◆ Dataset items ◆
**********

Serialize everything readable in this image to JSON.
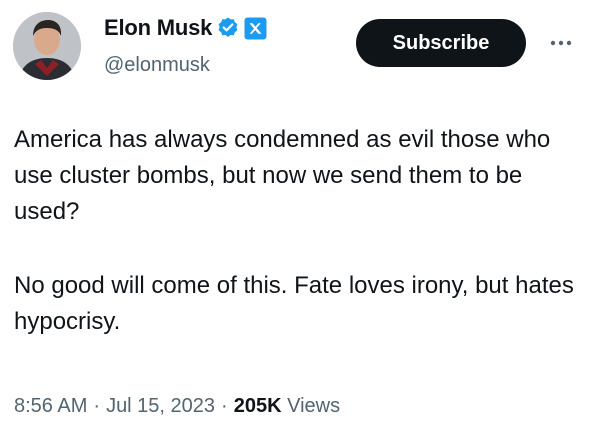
{
  "author": {
    "display_name": "Elon Musk",
    "handle": "@elonmusk",
    "verified_badge_icon": "verified-check-badge",
    "affiliate_badge_icon": "x-affiliate-square"
  },
  "header": {
    "subscribe_label": "Subscribe",
    "more_icon": "ellipsis-horizontal"
  },
  "tweet": {
    "paragraphs": [
      "America has always condemned as evil those who use cluster bombs, but now we send them to be used?",
      "No good will come of this. Fate loves irony, but hates hypocrisy."
    ]
  },
  "meta": {
    "time": "8:56 AM",
    "date": "Jul 15, 2023",
    "views_count": "205K",
    "views_label": "Views"
  },
  "colors": {
    "text_primary": "#0f1419",
    "text_secondary": "#536471",
    "verified_blue": "#1d9bf0",
    "button_dark": "#0f1419"
  }
}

**********

◆ Written request ◆
Without including the pictures, reproduce all entries exactly.

◆ The solution ◆
Serialize everything readable in this image to JSON.
{
  "author": {
    "display_name": "Elon Musk",
    "handle": "@elonmusk",
    "verified_badge_icon": "verified-check-badge",
    "affiliate_badge_icon": "x-affiliate-square"
  },
  "header": {
    "subscribe_label": "Subscribe",
    "more_icon": "ellipsis-horizontal"
  },
  "tweet": {
    "paragraphs": [
      "America has always condemned as evil those who use cluster bombs, but now we send them to be used?",
      "No good will come of this. Fate loves irony, but hates hypocrisy."
    ]
  },
  "meta": {
    "time": "8:56 AM",
    "date": "Jul 15, 2023",
    "views_count": "205K",
    "views_label": "Views"
  },
  "colors": {
    "text_primary": "#0f1419",
    "text_secondary": "#536471",
    "verified_blue": "#1d9bf0",
    "button_dark": "#0f1419"
  }
}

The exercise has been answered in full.